(PROBLEM): Copy, in full, each line of the material that holds the word "demanded".

─── GIVEN RECORDS ───

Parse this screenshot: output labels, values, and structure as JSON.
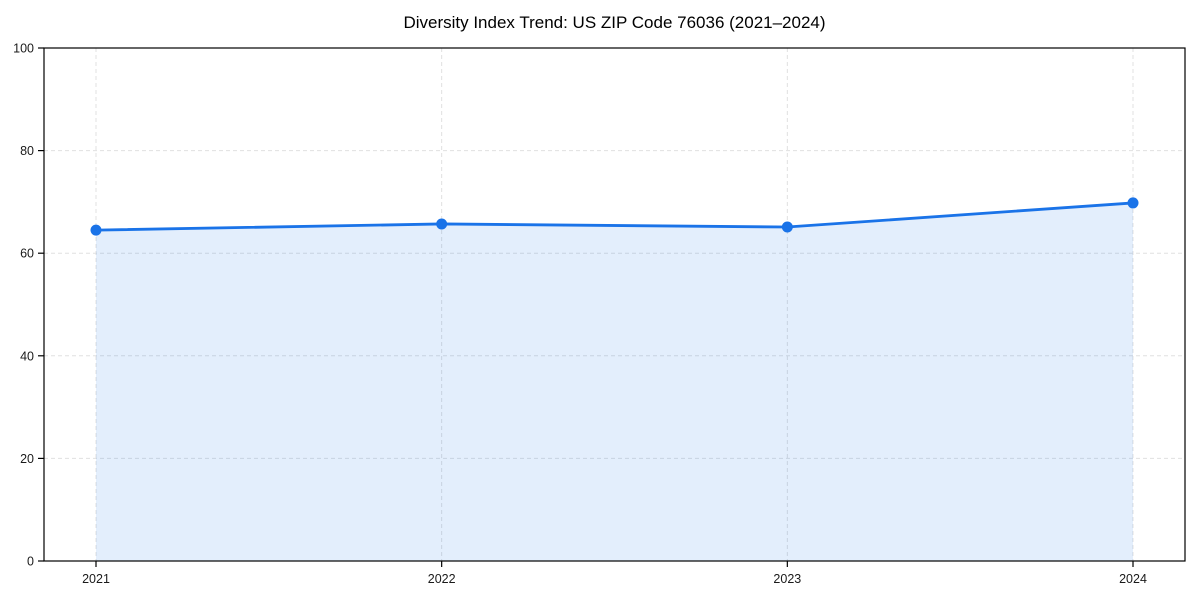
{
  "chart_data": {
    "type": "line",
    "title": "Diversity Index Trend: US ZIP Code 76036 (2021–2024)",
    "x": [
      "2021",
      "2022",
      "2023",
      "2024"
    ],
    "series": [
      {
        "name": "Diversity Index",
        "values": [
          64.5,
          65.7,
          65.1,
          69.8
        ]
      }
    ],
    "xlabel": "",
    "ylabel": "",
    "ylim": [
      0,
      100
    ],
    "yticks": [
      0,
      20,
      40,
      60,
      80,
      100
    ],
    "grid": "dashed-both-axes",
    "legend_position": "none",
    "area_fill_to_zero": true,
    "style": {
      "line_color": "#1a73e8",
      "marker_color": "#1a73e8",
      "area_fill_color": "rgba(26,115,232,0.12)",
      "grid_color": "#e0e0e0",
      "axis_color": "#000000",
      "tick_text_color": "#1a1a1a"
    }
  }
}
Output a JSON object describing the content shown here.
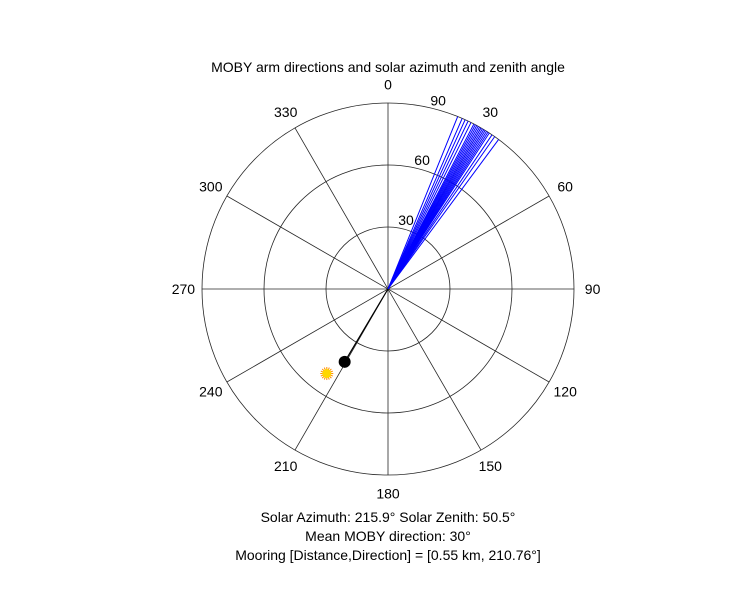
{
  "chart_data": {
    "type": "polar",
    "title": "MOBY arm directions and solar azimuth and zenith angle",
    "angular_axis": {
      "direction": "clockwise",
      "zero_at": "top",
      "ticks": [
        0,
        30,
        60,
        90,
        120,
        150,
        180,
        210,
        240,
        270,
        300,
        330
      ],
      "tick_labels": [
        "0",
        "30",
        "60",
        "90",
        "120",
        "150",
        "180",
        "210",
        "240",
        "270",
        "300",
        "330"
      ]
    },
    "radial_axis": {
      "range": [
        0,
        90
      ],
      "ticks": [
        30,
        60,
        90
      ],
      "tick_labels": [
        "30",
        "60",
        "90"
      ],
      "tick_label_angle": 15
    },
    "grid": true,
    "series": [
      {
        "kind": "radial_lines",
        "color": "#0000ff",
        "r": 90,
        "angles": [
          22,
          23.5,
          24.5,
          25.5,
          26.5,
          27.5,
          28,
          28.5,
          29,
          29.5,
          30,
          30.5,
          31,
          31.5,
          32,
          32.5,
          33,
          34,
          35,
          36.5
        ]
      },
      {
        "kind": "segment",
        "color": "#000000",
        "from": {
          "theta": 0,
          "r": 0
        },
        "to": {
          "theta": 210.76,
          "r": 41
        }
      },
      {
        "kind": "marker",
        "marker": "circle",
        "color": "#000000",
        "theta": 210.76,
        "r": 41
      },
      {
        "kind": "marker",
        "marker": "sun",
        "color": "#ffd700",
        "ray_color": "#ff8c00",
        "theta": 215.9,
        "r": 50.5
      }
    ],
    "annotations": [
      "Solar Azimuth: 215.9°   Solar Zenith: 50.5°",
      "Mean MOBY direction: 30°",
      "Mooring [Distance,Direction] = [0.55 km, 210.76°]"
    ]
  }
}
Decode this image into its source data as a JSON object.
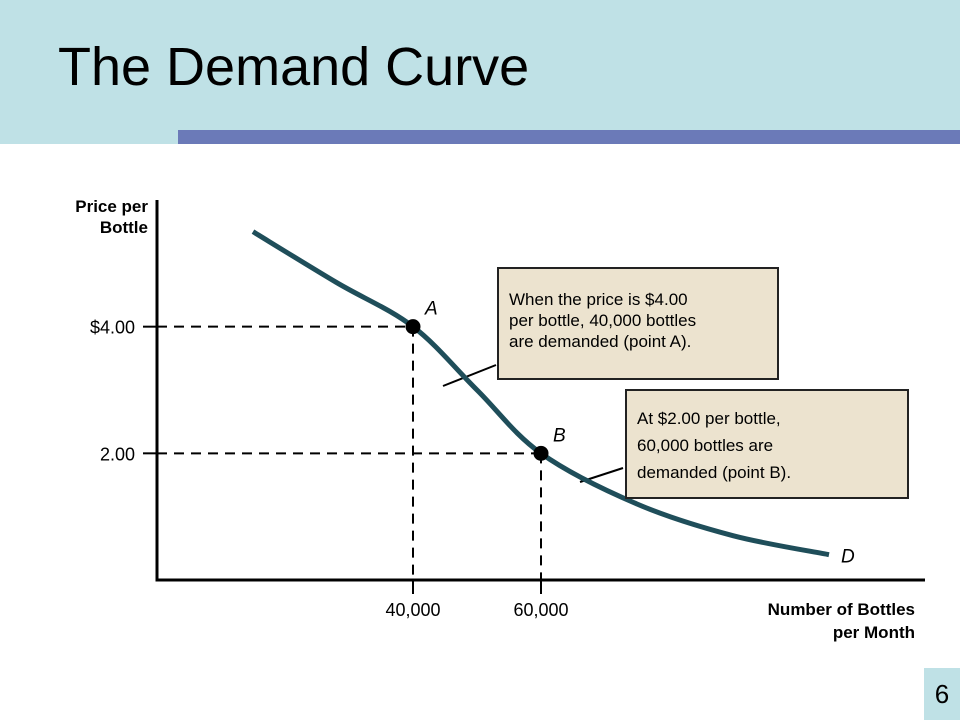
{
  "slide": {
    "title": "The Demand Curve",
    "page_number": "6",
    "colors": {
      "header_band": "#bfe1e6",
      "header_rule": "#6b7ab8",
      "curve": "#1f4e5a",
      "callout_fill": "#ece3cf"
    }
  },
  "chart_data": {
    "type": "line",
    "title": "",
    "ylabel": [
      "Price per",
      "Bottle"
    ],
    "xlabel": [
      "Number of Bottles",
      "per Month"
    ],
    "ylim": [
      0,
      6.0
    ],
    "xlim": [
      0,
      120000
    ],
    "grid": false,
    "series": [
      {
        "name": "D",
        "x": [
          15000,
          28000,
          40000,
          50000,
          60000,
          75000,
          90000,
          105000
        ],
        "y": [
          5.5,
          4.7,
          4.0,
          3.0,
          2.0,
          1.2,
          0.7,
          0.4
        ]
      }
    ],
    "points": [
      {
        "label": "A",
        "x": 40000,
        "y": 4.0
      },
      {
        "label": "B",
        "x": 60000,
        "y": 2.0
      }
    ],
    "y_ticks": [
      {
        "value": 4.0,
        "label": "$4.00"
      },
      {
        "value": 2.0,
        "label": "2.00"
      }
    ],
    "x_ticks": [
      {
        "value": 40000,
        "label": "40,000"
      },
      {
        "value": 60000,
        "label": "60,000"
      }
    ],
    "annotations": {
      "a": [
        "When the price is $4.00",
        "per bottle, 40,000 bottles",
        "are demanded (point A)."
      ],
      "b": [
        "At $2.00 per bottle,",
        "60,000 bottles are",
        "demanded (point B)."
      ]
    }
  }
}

───

(WRITTEN ANSWER):
        "are demanded (point A)."
        "demanded (point B)."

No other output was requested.